*** Excerpted data ***

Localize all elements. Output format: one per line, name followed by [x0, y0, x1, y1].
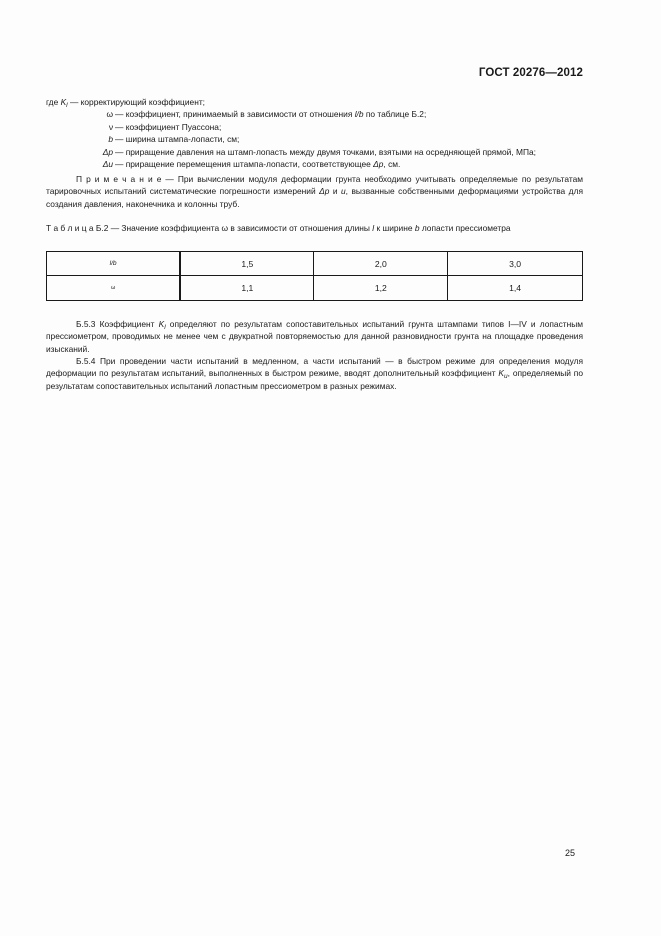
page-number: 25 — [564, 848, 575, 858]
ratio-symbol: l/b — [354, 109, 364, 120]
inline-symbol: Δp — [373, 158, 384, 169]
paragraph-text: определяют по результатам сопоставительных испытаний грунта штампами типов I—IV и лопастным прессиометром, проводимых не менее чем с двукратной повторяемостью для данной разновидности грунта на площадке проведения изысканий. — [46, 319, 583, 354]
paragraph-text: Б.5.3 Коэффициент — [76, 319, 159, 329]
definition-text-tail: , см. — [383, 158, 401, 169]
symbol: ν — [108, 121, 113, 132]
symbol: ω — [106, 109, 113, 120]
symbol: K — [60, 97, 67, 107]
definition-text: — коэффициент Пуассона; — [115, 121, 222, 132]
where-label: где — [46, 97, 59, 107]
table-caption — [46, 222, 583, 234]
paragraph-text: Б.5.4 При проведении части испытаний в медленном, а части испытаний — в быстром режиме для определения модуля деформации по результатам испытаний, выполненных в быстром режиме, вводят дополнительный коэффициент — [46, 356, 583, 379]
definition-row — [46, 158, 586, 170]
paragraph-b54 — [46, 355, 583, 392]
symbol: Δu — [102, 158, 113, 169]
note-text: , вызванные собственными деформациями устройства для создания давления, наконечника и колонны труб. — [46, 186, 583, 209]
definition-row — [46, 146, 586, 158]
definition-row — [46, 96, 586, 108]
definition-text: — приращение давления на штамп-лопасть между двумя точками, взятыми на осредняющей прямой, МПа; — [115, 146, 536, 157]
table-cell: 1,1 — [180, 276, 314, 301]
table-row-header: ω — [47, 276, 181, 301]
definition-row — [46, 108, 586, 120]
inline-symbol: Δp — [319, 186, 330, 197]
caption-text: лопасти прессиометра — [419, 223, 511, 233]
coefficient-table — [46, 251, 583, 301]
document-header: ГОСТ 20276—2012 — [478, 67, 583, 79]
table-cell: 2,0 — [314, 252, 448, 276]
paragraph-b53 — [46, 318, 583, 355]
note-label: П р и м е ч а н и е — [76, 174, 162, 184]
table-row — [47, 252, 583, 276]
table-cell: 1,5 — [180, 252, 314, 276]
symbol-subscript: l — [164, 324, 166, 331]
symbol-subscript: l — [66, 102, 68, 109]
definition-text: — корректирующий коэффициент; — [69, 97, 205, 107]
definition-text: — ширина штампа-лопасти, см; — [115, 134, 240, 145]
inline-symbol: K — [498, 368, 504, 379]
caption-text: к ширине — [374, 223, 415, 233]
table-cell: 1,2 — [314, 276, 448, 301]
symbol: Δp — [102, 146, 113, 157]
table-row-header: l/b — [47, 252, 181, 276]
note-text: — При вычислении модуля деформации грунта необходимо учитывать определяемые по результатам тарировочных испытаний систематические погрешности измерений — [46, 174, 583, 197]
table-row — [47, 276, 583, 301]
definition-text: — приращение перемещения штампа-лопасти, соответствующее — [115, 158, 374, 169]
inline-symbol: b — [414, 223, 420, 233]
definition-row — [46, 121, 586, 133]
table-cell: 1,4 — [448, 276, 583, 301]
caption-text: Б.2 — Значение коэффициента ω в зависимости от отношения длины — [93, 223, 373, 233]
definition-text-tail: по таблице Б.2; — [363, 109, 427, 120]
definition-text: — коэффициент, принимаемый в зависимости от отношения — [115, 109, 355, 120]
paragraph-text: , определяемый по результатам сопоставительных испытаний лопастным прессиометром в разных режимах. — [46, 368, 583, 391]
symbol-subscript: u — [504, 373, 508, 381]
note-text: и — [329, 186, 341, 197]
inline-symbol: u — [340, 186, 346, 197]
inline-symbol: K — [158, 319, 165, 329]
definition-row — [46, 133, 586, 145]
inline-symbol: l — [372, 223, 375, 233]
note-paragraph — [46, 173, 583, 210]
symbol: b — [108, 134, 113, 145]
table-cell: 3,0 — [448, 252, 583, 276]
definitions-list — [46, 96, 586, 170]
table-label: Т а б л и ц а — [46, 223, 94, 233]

***

▶ Requirements: Copy every item above line for line, with no changes, but leave out the pictures.

▶ Final answer:
Localize all elements. Output format: one per line, name followed by [x0, y0, x1, y1].
page-number: 25 — [564, 848, 575, 858]
ratio-symbol: l/b — [354, 109, 364, 120]
inline-symbol: Δp — [373, 158, 384, 169]
paragraph-text: определяют по результатам сопоставительных испытаний грунта штампами типов I—IV и лопастным прессиометром, проводимых не менее чем с двукратной повторяемостью для данной разновидности грунта на площадке проведения изысканий. — [46, 319, 583, 354]
paragraph-text: Б.5.3 Коэффициент — [76, 319, 159, 329]
definition-text-tail: , см. — [383, 158, 401, 169]
symbol: ν — [108, 121, 113, 132]
symbol: ω — [106, 109, 113, 120]
symbol: K — [60, 97, 67, 107]
definition-text: — коэффициент Пуассона; — [115, 121, 222, 132]
where-label: где — [46, 97, 59, 107]
table-caption — [46, 222, 583, 234]
paragraph-text: Б.5.4 При проведении части испытаний в медленном, а части испытаний — в быстром режиме для определения модуля деформации по результатам испытаний, выполненных в быстром режиме, вводят дополнительный коэффициент — [46, 356, 583, 379]
definition-row — [46, 158, 586, 170]
paragraph-b54 — [46, 355, 583, 392]
symbol: Δu — [102, 158, 113, 169]
note-text: , вызванные собственными деформациями устройства для создания давления, наконечника и колонны труб. — [46, 186, 583, 209]
definition-row — [46, 146, 586, 158]
definition-row — [46, 96, 586, 108]
definition-text: — приращение давления на штамп-лопасть между двумя точками, взятыми на осредняющей прямой, МПа; — [115, 146, 536, 157]
table-cell: 1,1 — [180, 276, 314, 301]
table-row-header: ω — [47, 276, 181, 301]
definition-row — [46, 108, 586, 120]
inline-symbol: Δp — [319, 186, 330, 197]
caption-text: лопасти прессиометра — [419, 223, 511, 233]
coefficient-table — [46, 251, 583, 301]
document-header: ГОСТ 20276—2012 — [478, 67, 583, 79]
table-cell: 2,0 — [314, 252, 448, 276]
paragraph-b53 — [46, 318, 583, 355]
note-label: П р и м е ч а н и е — [76, 174, 162, 184]
table-row — [47, 252, 583, 276]
table-cell: 1,5 — [180, 252, 314, 276]
symbol-subscript: l — [164, 324, 166, 331]
symbol-subscript: l — [66, 102, 68, 109]
definition-text: — корректирующий коэффициент; — [69, 97, 205, 107]
definition-text: — ширина штампа-лопасти, см; — [115, 134, 240, 145]
inline-symbol: K — [498, 368, 504, 379]
caption-text: к ширине — [374, 223, 415, 233]
table-cell: 1,2 — [314, 276, 448, 301]
symbol: Δp — [102, 146, 113, 157]
table-row-header: l/b — [47, 252, 181, 276]
note-text: — При вычислении модуля деформации грунта необходимо учитывать определяемые по результатам тарировочных испытаний систематические погрешности измерений — [46, 174, 583, 197]
table-row — [47, 276, 583, 301]
definition-text: — приращение перемещения штампа-лопасти, соответствующее — [115, 158, 374, 169]
inline-symbol: b — [414, 223, 420, 233]
definition-row — [46, 121, 586, 133]
table-cell: 1,4 — [448, 276, 583, 301]
caption-text: Б.2 — Значение коэффициента ω в зависимости от отношения длины — [93, 223, 373, 233]
definition-text-tail: по таблице Б.2; — [363, 109, 427, 120]
definition-text: — коэффициент, принимаемый в зависимости от отношения — [115, 109, 355, 120]
paragraph-text: , определяемый по результатам сопоставительных испытаний лопастным прессиометром в разных режимах. — [46, 368, 583, 391]
symbol-subscript: u — [504, 373, 508, 381]
note-text: и — [329, 186, 341, 197]
inline-symbol: u — [340, 186, 346, 197]
inline-symbol: K — [158, 319, 165, 329]
definition-row — [46, 133, 586, 145]
inline-symbol: l — [372, 223, 375, 233]
note-paragraph — [46, 173, 583, 210]
symbol: b — [108, 134, 113, 145]
table-cell: 3,0 — [448, 252, 583, 276]
definitions-list — [46, 96, 586, 170]
table-label: Т а б л и ц а — [46, 223, 94, 233]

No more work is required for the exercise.